◆ **Work to complete**: Copy out all the records, word for word.

◆ **Supplied records**:
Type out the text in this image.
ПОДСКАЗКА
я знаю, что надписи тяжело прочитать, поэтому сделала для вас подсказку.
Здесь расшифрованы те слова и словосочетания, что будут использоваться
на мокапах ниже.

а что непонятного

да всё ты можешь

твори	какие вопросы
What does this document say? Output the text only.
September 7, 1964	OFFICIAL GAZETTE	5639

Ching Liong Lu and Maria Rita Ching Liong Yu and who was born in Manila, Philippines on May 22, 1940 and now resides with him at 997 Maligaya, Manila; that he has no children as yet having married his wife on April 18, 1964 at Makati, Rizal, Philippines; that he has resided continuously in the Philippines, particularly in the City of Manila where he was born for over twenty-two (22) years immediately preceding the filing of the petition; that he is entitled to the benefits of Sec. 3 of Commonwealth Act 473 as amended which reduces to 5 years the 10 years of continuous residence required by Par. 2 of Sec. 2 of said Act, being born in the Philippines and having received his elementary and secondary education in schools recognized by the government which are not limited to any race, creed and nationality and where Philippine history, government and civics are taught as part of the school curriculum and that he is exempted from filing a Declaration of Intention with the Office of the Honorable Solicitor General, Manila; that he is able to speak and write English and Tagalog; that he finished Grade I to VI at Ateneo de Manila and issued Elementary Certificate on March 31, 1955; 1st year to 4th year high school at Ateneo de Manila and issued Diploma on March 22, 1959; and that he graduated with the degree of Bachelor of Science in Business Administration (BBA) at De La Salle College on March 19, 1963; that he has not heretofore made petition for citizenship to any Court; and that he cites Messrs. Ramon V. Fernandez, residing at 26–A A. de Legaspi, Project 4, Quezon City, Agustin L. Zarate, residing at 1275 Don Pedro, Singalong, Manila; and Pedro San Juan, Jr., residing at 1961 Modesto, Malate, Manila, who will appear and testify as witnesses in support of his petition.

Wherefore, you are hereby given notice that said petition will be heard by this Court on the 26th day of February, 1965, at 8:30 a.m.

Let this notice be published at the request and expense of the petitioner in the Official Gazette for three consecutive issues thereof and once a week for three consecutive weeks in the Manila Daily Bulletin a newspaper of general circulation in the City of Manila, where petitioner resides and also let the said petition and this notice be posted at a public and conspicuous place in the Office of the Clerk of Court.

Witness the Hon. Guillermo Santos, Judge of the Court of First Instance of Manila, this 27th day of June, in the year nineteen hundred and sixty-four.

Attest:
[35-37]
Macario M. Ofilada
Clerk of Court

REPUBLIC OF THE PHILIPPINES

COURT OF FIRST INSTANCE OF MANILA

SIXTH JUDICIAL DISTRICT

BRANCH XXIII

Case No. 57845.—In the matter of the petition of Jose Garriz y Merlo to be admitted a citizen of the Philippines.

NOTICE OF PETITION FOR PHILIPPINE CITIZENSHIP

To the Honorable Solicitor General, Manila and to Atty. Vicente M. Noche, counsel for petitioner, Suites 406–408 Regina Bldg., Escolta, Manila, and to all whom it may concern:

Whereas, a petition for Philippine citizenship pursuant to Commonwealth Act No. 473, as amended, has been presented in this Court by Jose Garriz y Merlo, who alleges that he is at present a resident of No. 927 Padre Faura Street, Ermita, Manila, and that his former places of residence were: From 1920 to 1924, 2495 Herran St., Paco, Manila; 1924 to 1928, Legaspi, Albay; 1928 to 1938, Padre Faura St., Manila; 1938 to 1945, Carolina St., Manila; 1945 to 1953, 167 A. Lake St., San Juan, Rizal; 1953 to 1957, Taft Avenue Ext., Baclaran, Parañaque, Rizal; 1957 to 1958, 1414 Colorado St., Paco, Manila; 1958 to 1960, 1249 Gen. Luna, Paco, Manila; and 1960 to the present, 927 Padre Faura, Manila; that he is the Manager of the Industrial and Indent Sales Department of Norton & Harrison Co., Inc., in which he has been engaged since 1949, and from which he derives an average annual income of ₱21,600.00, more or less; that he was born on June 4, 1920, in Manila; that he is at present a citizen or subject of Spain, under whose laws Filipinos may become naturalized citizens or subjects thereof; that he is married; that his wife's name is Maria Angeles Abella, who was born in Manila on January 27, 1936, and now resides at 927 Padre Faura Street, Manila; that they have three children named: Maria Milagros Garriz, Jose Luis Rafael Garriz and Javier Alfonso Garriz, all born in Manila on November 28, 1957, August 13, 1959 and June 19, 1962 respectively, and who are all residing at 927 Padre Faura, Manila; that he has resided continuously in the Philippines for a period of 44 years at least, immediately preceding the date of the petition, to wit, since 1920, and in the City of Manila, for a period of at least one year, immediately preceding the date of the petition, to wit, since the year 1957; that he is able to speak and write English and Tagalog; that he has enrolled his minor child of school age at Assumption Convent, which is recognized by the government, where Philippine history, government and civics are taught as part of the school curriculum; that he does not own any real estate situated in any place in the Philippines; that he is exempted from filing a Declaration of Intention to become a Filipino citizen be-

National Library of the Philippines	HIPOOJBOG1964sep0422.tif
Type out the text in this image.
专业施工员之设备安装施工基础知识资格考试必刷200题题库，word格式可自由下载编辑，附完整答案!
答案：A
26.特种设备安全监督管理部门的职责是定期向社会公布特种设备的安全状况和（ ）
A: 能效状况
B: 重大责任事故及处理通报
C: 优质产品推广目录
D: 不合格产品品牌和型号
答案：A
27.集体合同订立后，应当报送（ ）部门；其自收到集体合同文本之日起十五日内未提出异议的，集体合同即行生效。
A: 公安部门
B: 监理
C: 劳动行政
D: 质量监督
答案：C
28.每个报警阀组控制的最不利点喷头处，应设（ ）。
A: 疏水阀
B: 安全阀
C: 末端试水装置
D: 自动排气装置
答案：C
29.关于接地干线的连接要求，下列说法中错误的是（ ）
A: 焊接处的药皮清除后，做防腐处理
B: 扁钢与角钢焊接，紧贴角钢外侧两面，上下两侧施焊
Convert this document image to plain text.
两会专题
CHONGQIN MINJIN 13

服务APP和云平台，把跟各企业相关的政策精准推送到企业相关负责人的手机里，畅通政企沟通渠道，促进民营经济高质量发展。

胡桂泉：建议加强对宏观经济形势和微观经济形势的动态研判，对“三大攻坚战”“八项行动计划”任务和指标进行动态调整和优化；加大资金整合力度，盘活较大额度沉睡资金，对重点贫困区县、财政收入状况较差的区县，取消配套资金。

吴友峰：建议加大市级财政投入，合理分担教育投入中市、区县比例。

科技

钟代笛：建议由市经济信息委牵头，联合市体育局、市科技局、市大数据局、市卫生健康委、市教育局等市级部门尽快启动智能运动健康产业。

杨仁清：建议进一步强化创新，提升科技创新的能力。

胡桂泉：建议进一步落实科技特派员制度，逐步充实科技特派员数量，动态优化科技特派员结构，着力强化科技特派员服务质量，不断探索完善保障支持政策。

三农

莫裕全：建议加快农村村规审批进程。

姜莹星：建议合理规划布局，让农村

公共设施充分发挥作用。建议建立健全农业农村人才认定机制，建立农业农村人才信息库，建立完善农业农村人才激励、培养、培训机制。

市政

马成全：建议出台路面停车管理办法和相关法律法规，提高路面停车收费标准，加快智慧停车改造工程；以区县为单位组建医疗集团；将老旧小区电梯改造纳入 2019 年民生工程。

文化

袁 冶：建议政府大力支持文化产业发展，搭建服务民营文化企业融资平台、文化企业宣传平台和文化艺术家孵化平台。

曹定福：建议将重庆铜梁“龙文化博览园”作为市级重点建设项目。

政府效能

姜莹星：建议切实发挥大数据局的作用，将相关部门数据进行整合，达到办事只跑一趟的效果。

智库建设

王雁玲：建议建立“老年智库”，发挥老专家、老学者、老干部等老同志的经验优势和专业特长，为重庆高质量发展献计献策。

◆ **Exercise solution**:
Type out the text in this image.
ПОДСКАЗКА
я знаю, что надписи тяжело прочитать, поэтому сделала для вас подсказку.
Здесь расшифрованы те слова и словосочетания, что будут использоваться
на мокапах ниже.

а что непонятного

да всё ты можешь

твори	какие вопросы
What does this document say? Output the text only.
September 7, 1964	OFFICIAL GAZETTE	5639

Ching Liong Lu and Maria Rita Ching Liong Yu and who was born in Manila, Philippines on May 22, 1940 and now resides with him at 997 Maligaya, Manila; that he has no children as yet having married his wife on April 18, 1964 at Makati, Rizal, Philippines; that he has resided continuously in the Philippines, particularly in the City of Manila where he was born for over twenty-two (22) years immediately preceding the filing of the petition; that he is entitled to the benefits of Sec. 3 of Commonwealth Act 473 as amended which reduces to 5 years the 10 years of continuous residence required by Par. 2 of Sec. 2 of said Act, being born in the Philippines and having received his elementary and secondary education in schools recognized by the government which are not limited to any race, creed and nationality and where Philippine history, government and civics are taught as part of the school curriculum and that he is exempted from filing a Declaration of Intention with the Office of the Honorable Solicitor General, Manila; that he is able to speak and write English and Tagalog; that he finished Grade I to VI at Ateneo de Manila and issued Elementary Certificate on March 31, 1955; 1st year to 4th year high school at Ateneo de Manila and issued Diploma on March 22, 1959; and that he graduated with the degree of Bachelor of Science in Business Administration (BBA) at De La Salle College on March 19, 1963; that he has not heretofore made petition for citizenship to any Court; and that he cites Messrs. Ramon V. Fernandez, residing at 26–A A. de Legaspi, Project 4, Quezon City, Agustin L. Zarate, residing at 1275 Don Pedro, Singalong, Manila; and Pedro San Juan, Jr., residing at 1961 Modesto, Malate, Manila, who will appear and testify as witnesses in support of his petition.

Wherefore, you are hereby given notice that said petition will be heard by this Court on the 26th day of February, 1965, at 8:30 a.m.

Let this notice be published at the request and expense of the petitioner in the Official Gazette for three consecutive issues thereof and once a week for three consecutive weeks in the Manila Daily Bulletin a newspaper of general circulation in the City of Manila, where petitioner resides and also let the said petition and this notice be posted at a public and conspicuous place in the Office of the Clerk of Court.

Witness the Hon. Guillermo Santos, Judge of the Court of First Instance of Manila, this 27th day of June, in the year nineteen hundred and sixty-four.

Attest:
[35-37]
Macario M. Ofilada
Clerk of Court

REPUBLIC OF THE PHILIPPINES

COURT OF FIRST INSTANCE OF MANILA

SIXTH JUDICIAL DISTRICT

BRANCH XXIII

Case No. 57845.—In the matter of the petition of Jose Garriz y Merlo to be admitted a citizen of the Philippines.

NOTICE OF PETITION FOR PHILIPPINE CITIZENSHIP

To the Honorable Solicitor General, Manila and to Atty. Vicente M. Noche, counsel for petitioner, Suites 406–408 Regina Bldg., Escolta, Manila, and to all whom it may concern:

Whereas, a petition for Philippine citizenship pursuant to Commonwealth Act No. 473, as amended, has been presented in this Court by Jose Garriz y Merlo, who alleges that he is at present a resident of No. 927 Padre Faura Street, Ermita, Manila, and that his former places of residence were: From 1920 to 1924, 2495 Herran St., Paco, Manila; 1924 to 1928, Legaspi, Albay; 1928 to 1938, Padre Faura St., Manila; 1938 to 1945, Carolina St., Manila; 1945 to 1953, 167 A. Lake St., San Juan, Rizal; 1953 to 1957, Taft Avenue Ext., Baclaran, Parañaque, Rizal; 1957 to 1958, 1414 Colorado St., Paco, Manila; 1958 to 1960, 1249 Gen. Luna, Paco, Manila; and 1960 to the present, 927 Padre Faura, Manila; that he is the Manager of the Industrial and Indent Sales Department of Norton & Harrison Co., Inc., in which he has been engaged since 1949, and from which he derives an average annual income of ₱21,600.00, more or less; that he was born on June 4, 1920, in Manila; that he is at present a citizen or subject of Spain, under whose laws Filipinos may become naturalized citizens or subjects thereof; that he is married; that his wife's name is Maria Angeles Abella, who was born in Manila on January 27, 1936, and now resides at 927 Padre Faura Street, Manila; that they have three children named: Maria Milagros Garriz, Jose Luis Rafael Garriz and Javier Alfonso Garriz, all born in Manila on November 28, 1957, August 13, 1959 and June 19, 1962 respectively, and who are all residing at 927 Padre Faura, Manila; that he has resided continuously in the Philippines for a period of 44 years at least, immediately preceding the date of the petition, to wit, since 1920, and in the City of Manila, for a period of at least one year, immediately preceding the date of the petition, to wit, since the year 1957; that he is able to speak and write English and Tagalog; that he has enrolled his minor child of school age at Assumption Convent, which is recognized by the government, where Philippine history, government and civics are taught as part of the school curriculum; that he does not own any real estate situated in any place in the Philippines; that he is exempted from filing a Declaration of Intention to become a Filipino citizen be-

National Library of the Philippines	HIPOOJBOG1964sep0422.tif
Type out the text in this image.
专业施工员之设备安装施工基础知识资格考试必刷200题题库，word格式可自由下载编辑，附完整答案!
答案：A
26.特种设备安全监督管理部门的职责是定期向社会公布特种设备的安全状况和（ ）
A: 能效状况
B: 重大责任事故及处理通报
C: 优质产品推广目录
D: 不合格产品品牌和型号
答案：A
27.集体合同订立后，应当报送（ ）部门；其自收到集体合同文本之日起十五日内未提出异议的，集体合同即行生效。
A: 公安部门
B: 监理
C: 劳动行政
D: 质量监督
答案：C
28.每个报警阀组控制的最不利点喷头处，应设（ ）。
A: 疏水阀
B: 安全阀
C: 末端试水装置
D: 自动排气装置
答案：C
29.关于接地干线的连接要求，下列说法中错误的是（ ）
A: 焊接处的药皮清除后，做防腐处理
B: 扁钢与角钢焊接，紧贴角钢外侧两面，上下两侧施焊
Convert this document image to plain text.
两会专题
CHONGQIN MINJIN 13

服务APP和云平台，把跟各企业相关的政策精准推送到企业相关负责人的手机里，畅通政企沟通渠道，促进民营经济高质量发展。

胡桂泉：建议加强对宏观经济形势和微观经济形势的动态研判，对“三大攻坚战”“八项行动计划”任务和指标进行动态调整和优化；加大资金整合力度，盘活较大额度沉睡资金，对重点贫困区县、财政收入状况较差的区县，取消配套资金。

吴友峰：建议加大市级财政投入，合理分担教育投入中市、区县比例。

科技

钟代笛：建议由市经济信息委牵头，联合市体育局、市科技局、市大数据局、市卫生健康委、市教育局等市级部门尽快启动智能运动健康产业。

杨仁清：建议进一步强化创新，提升科技创新的能力。

胡桂泉：建议进一步落实科技特派员制度，逐步充实科技特派员数量，动态优化科技特派员结构，着力强化科技特派员服务质量，不断探索完善保障支持政策。

三农

莫裕全：建议加快农村村规审批进程。

姜莹星：建议合理规划布局，让农村

公共设施充分发挥作用。建议建立健全农业农村人才认定机制，建立农业农村人才信息库，建立完善农业农村人才激励、培养、培训机制。

市政

马成全：建议出台路面停车管理办法和相关法律法规，提高路面停车收费标准，加快智慧停车改造工程；以区县为单位组建医疗集团；将老旧小区电梯改造纳入 2019 年民生工程。

文化

袁 冶：建议政府大力支持文化产业发展，搭建服务民营文化企业融资平台、文化企业宣传平台和文化艺术家孵化平台。

曹定福：建议将重庆铜梁“龙文化博览园”作为市级重点建设项目。

政府效能

姜莹星：建议切实发挥大数据局的作用，将相关部门数据进行整合，达到办事只跑一趟的效果。

智库建设

王雁玲：建议建立“老年智库”，发挥老专家、老学者、老干部等老同志的经验优势和专业特长，为重庆高质量发展献计献策。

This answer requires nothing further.